Pratchett and His Death – Literature, Panel – 1hr 15min – Burroughs (3E)
Terry Pratchett, tragically lost to us this year, had a unique relationship with Death. Over the course of his Discworld novels, he created a Death who felt like a friend. Death winds through the books with a sense of comfort, showing us that we should not be afraid, we’re merely starting on a different journey. At this panel, we’ll discuss Death and the other great characters and works of Pratchett.
Christopher Davis (m), Vikki Ciaffone, Max Gladstone, Sharone Horowit-Hendler, A.J. Odasso, Sarah Smith

Sunday, 7:00 pm 

Surviving Manliness: Detoxifying Masculinity – Literature, Panel – 1hr 15min – Marina 2 (2E)
Harry Dresden, James Bond and the Winchester brothers seem to suffer more from a kind of toxic masculinity than they do from their antagonists. Many characters who suffer from their manliness seem mired in the same mistakes over and over. This panel is about characters who find a healthier path. What stories and characters provide examples we can use to find a different path in a time of changing expectations on all people, regardless of gender expression?

EXERCISE: Update the panel listings from "Christopher Davis (m), Vikki" through "of gender expression?", changing "Sunday" to "Saturday".

DATASET ENTRIES:
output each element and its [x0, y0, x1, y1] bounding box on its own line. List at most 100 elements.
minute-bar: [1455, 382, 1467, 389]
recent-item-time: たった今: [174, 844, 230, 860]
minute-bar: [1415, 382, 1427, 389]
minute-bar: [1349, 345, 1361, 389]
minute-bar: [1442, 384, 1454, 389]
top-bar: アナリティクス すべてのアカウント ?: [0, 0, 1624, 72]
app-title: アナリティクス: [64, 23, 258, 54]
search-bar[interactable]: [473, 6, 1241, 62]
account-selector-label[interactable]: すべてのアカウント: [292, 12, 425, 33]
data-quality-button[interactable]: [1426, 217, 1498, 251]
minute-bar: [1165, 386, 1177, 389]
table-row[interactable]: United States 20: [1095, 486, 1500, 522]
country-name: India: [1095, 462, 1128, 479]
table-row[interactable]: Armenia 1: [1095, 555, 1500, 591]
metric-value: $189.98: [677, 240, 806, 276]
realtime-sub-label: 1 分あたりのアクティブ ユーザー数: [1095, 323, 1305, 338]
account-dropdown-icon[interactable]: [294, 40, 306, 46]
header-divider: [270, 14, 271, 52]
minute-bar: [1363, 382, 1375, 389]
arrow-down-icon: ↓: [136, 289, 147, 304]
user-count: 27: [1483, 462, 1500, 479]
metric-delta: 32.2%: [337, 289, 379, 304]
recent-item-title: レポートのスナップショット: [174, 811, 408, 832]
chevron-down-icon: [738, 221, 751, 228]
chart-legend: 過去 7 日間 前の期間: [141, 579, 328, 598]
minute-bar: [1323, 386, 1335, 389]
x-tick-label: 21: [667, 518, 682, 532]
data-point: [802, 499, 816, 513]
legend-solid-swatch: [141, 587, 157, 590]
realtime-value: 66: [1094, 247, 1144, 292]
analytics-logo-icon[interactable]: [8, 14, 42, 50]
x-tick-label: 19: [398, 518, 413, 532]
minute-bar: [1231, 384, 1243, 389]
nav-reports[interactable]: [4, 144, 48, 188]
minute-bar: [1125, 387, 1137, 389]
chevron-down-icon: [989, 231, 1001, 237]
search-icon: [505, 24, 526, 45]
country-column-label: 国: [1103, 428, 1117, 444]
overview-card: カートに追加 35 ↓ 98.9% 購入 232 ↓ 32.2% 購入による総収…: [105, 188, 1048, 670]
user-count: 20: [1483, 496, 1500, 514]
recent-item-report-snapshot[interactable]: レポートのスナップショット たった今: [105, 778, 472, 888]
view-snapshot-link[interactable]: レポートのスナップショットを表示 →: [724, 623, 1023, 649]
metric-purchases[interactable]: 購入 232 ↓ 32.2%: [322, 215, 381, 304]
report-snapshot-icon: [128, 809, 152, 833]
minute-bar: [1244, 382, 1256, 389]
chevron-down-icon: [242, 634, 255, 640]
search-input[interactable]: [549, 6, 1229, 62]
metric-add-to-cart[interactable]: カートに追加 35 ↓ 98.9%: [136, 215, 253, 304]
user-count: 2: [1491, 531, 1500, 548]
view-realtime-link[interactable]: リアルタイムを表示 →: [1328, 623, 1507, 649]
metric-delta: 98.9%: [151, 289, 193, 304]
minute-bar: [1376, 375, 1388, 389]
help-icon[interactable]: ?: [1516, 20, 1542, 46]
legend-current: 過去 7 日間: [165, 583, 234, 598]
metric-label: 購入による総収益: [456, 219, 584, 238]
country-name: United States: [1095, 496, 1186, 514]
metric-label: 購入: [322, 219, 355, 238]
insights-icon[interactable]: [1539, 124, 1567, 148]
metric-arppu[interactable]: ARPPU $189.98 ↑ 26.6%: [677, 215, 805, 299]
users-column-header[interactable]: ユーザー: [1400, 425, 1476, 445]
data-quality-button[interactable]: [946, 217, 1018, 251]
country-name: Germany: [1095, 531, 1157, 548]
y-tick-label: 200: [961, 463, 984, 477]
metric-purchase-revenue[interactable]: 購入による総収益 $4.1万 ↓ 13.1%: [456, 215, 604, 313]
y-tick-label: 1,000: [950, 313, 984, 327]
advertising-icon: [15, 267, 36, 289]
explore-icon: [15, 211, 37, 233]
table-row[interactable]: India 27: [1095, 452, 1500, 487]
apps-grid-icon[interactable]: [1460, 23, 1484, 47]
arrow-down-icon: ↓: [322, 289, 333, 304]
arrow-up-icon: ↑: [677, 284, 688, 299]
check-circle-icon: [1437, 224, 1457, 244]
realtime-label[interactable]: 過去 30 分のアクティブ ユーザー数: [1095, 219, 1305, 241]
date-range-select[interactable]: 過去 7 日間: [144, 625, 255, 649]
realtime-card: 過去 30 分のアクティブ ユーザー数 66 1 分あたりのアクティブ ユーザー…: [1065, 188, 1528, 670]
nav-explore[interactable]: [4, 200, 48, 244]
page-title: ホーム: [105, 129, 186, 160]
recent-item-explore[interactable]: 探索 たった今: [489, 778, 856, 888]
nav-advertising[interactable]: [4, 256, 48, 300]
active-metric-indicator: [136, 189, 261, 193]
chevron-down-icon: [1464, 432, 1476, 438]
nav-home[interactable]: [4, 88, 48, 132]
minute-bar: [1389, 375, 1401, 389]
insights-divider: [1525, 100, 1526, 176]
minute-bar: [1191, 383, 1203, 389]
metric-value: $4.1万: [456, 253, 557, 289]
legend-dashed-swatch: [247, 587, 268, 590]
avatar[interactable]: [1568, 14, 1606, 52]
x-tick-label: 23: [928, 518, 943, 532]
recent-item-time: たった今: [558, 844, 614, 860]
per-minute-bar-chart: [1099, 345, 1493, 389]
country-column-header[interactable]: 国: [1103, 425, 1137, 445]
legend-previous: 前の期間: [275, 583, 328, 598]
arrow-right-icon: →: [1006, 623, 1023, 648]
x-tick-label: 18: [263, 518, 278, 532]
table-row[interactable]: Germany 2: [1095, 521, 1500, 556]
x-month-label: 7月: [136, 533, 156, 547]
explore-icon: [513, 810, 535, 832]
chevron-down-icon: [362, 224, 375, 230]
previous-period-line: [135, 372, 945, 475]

RESPONSE BELOW:
Christopher Davis (m), Vikki Ciaffone, Max Gladstone, Sharone Horowit-Hendler, A.J. Odasso, Sarah Smith

Saturday, 7:00 pm 

Surviving Manliness: Detoxifying Masculinity – Literature, Panel – 1hr 15min – Marina 2 (2E)
Harry Dresden, James Bond and the Winchester brothers seem to suffer more from a kind of toxic masculinity than they do from their antagonists. Many characters who suffer from their manliness seem mired in the same mistakes over and over. This panel is about characters who find a healthier path. What stories and characters provide examples we can use to find a different path in a time of changing expectations on all people, regardless of gender expression?